:: Exercise aim ::
Restate all of the entries exactly, dropping any pictures they hold.

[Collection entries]

· · ·

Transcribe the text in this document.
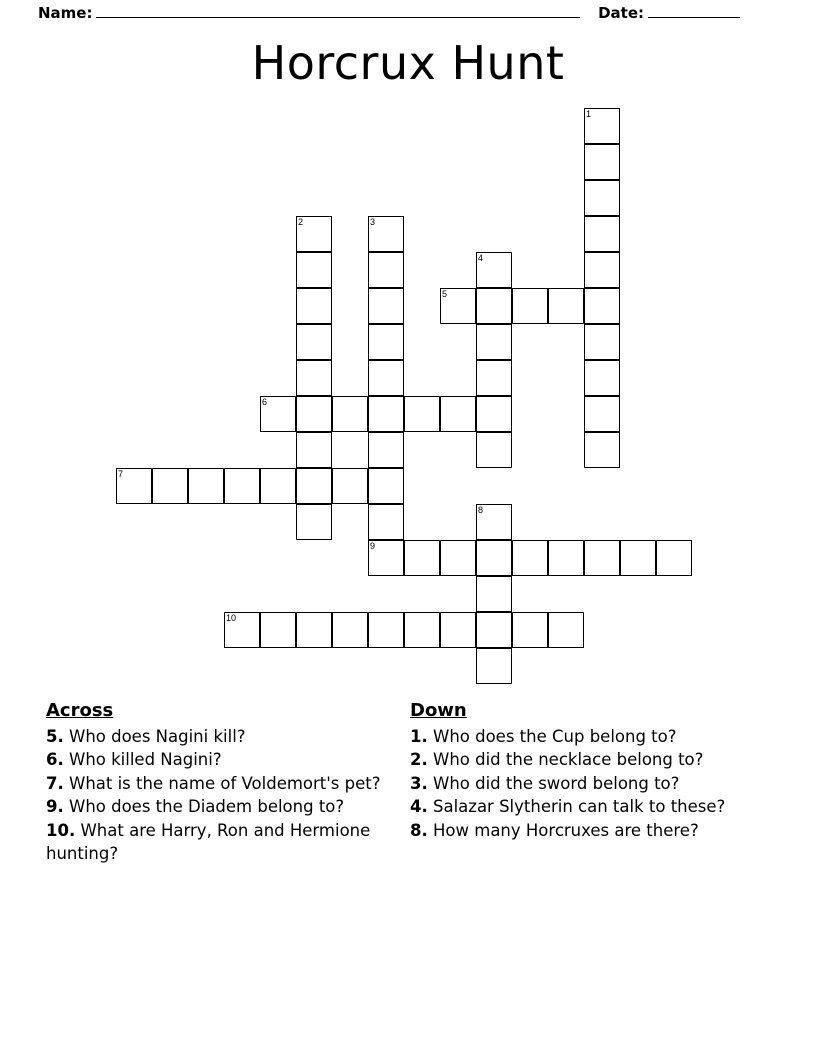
Name:	Date:
Horcrux Hunt
1
2	3
9
4
5
6
7
8
10
Across

5. Who does Nagini kill?

6. Who killed Nagini?

7. What is the name of Voldemort's pet?

9. Who does the Diadem belong to?

10. What are Harry, Ron and Hermione hunting?

Down

1. Who does the Cup belong to?

2. Who did the necklace belong to?

3. Who did the sword belong to?

4. Salazar Slytherin can talk to these?

8. How many Horcruxes are there?
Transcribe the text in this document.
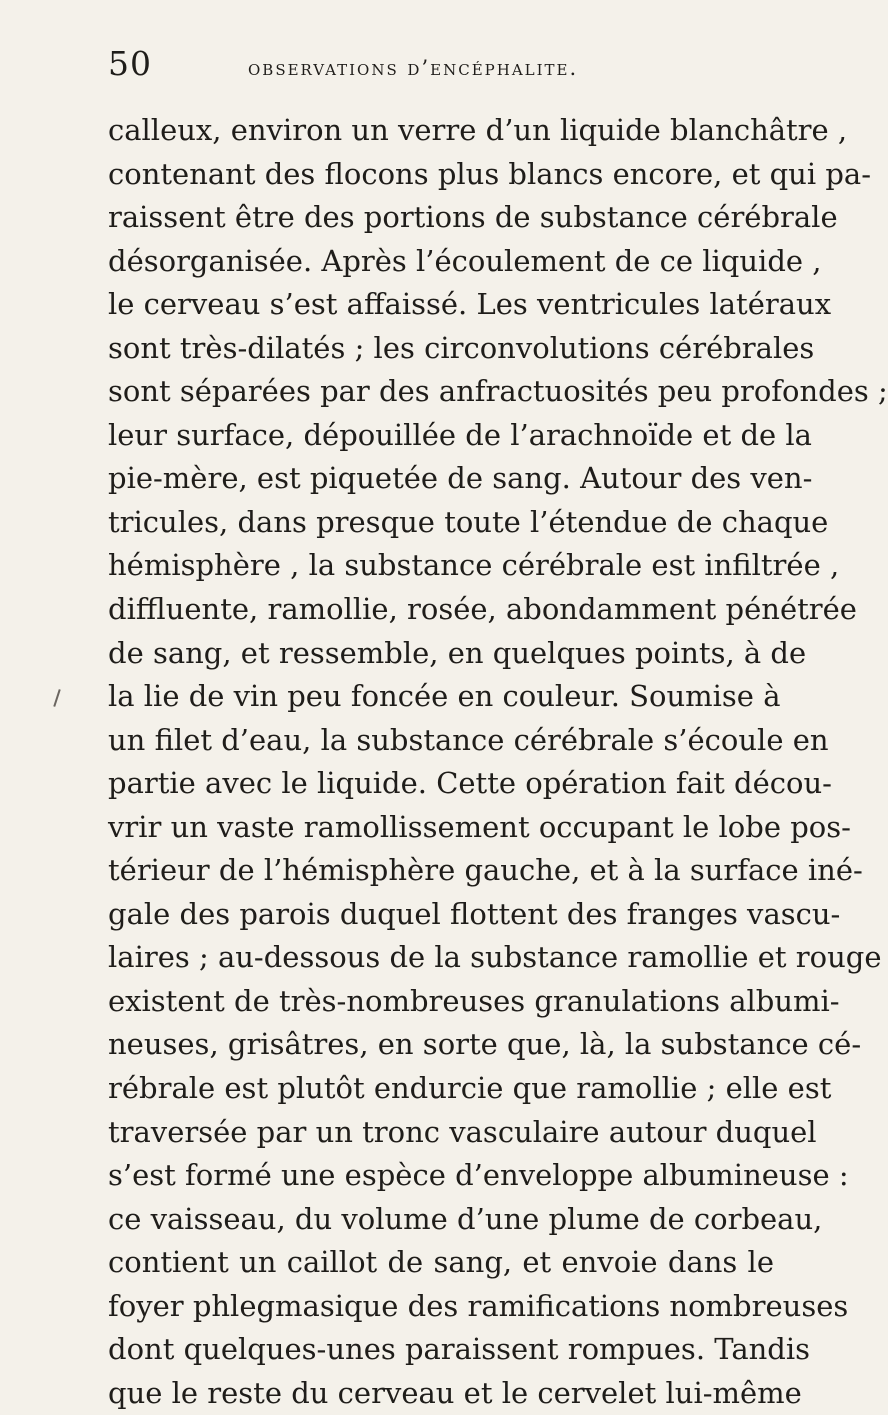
50	observations d’encéphalite.
calleux, environ un verre d’un liquide blanchâtre ,
contenant des flocons plus blancs encore, et qui pa-
raissent être des portions de substance cérébrale
désorganisée. Après l’écoulement de ce liquide ,
le cerveau s’est affaissé. Les ventricules latéraux
sont très-dilatés ; les circonvolutions cérébrales
sont séparées par des anfractuosités peu profondes ;
leur surface, dépouillée de l’arachnoïde et de la
pie-mère, est piquetée de sang. Autour des ven-
tricules, dans presque toute l’étendue de chaque
hémisphère , la substance cérébrale est infiltrée ,
diffluente, ramollie, rosée, abondamment pénétrée
de sang, et ressemble, en quelques points, à de
la lie de vin peu foncée en couleur. Soumise à
un filet d’eau, la substance cérébrale s’écoule en
partie avec le liquide. Cette opération fait décou-
vrir un vaste ramollissement occupant le lobe pos-
térieur de l’hémisphère gauche, et à la surface iné-
gale des parois duquel flottent des franges vascu-
laires ; au-dessous de la substance ramollie et rouge
existent de très-nombreuses granulations albumi-
neuses, grisâtres, en sorte que, là, la substance cé-
rébrale est plutôt endurcie que ramollie ; elle est
traversée par un tronc vasculaire autour duquel
s’est formé une espèce d’enveloppe albumineuse :
ce vaisseau, du volume d’une plume de corbeau,
contient un caillot de sang, et envoie dans le
foyer phlegmasique des ramifications nombreuses
dont quelques-unes paraissent rompues. Tandis
que le reste du cerveau et le cervelet lui-même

· · ·

:: Output for this exercise ::
Transcribe the text in this document.
Name:	Date:
Horcrux Hunt
1
2	3
9
4
5
6
7
8
10
Across

5. Who does Nagini kill?

6. Who killed Nagini?

7. What is the name of Voldemort's pet?

9. Who does the Diadem belong to?

10. What are Harry, Ron and Hermione hunting?

Down

1. Who does the Cup belong to?

2. Who did the necklace belong to?

3. Who did the sword belong to?

4. Salazar Slytherin can talk to these?

8. How many Horcruxes are there?
Transcribe the text in this document.
50	observations d’encéphalite.
calleux, environ un verre d’un liquide blanchâtre ,
contenant des flocons plus blancs encore, et qui pa-
raissent être des portions de substance cérébrale
désorganisée. Après l’écoulement de ce liquide ,
le cerveau s’est affaissé. Les ventricules latéraux
sont très-dilatés ; les circonvolutions cérébrales
sont séparées par des anfractuosités peu profondes ;
leur surface, dépouillée de l’arachnoïde et de la
pie-mère, est piquetée de sang. Autour des ven-
tricules, dans presque toute l’étendue de chaque
hémisphère , la substance cérébrale est infiltrée ,
diffluente, ramollie, rosée, abondamment pénétrée
de sang, et ressemble, en quelques points, à de
la lie de vin peu foncée en couleur. Soumise à
un filet d’eau, la substance cérébrale s’écoule en
partie avec le liquide. Cette opération fait décou-
vrir un vaste ramollissement occupant le lobe pos-
térieur de l’hémisphère gauche, et à la surface iné-
gale des parois duquel flottent des franges vascu-
laires ; au-dessous de la substance ramollie et rouge
existent de très-nombreuses granulations albumi-
neuses, grisâtres, en sorte que, là, la substance cé-
rébrale est plutôt endurcie que ramollie ; elle est
traversée par un tronc vasculaire autour duquel
s’est formé une espèce d’enveloppe albumineuse :
ce vaisseau, du volume d’une plume de corbeau,
contient un caillot de sang, et envoie dans le
foyer phlegmasique des ramifications nombreuses
dont quelques-unes paraissent rompues. Tandis
que le reste du cerveau et le cervelet lui-même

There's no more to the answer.